-- start Recorded information --
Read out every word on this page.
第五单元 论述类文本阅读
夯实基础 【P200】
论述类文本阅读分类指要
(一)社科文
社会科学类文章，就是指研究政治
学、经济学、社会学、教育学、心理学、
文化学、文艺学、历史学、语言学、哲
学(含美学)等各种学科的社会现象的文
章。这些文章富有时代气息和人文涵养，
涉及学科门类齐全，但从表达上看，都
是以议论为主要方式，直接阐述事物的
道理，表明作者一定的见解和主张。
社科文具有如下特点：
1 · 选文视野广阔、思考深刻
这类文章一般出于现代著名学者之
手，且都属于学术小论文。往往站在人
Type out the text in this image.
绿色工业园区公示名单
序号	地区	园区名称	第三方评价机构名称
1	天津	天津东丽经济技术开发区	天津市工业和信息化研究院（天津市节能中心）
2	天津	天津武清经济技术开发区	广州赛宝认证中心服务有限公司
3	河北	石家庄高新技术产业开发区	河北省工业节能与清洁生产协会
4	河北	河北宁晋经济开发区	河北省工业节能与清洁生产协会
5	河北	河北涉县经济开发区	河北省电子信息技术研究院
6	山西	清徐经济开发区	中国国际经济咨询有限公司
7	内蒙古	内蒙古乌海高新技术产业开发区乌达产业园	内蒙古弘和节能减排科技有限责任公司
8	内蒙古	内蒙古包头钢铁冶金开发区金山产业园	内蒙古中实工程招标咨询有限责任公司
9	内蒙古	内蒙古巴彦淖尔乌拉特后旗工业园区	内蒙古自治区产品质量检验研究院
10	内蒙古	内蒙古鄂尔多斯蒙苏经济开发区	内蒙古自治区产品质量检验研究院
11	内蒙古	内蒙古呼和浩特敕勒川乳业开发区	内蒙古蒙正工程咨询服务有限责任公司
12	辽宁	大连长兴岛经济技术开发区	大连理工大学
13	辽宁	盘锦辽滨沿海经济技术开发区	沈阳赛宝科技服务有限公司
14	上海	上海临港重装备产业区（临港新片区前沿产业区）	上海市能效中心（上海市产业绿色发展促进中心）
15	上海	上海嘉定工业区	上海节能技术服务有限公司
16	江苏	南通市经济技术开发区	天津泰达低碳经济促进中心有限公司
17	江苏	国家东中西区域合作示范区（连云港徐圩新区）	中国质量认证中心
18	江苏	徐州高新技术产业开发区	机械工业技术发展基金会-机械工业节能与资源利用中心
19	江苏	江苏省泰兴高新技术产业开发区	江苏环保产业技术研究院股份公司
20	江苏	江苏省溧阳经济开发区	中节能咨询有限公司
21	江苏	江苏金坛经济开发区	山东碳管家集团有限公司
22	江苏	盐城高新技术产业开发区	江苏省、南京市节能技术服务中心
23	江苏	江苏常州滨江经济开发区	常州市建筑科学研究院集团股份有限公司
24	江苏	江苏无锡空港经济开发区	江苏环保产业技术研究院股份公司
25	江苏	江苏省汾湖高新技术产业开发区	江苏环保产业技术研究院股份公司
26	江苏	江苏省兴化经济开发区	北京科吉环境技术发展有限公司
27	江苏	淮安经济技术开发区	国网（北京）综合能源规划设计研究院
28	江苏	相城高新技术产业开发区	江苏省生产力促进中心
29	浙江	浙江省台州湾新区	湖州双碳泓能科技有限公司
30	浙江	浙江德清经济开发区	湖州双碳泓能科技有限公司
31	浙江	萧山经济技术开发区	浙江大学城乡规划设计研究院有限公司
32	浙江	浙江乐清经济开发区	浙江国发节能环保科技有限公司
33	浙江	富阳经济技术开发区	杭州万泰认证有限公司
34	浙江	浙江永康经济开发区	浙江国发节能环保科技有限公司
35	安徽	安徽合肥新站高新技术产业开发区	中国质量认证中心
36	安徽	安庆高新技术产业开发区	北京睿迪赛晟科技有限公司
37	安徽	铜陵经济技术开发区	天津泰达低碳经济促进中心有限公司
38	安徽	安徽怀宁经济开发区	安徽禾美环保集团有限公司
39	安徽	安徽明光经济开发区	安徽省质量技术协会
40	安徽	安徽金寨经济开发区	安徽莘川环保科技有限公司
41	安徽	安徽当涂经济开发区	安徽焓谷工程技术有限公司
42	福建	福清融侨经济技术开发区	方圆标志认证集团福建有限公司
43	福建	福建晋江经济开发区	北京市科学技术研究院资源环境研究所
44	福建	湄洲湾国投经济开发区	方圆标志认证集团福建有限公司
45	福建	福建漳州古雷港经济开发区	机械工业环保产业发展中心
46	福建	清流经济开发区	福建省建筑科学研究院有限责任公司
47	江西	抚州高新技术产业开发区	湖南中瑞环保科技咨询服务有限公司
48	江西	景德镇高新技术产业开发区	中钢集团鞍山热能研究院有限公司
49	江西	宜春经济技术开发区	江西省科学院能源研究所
-- end Recorded information --
Above are records; say how many of their lines contain the word "江苏环保产业技术研究院股份公司", giving only the number.

3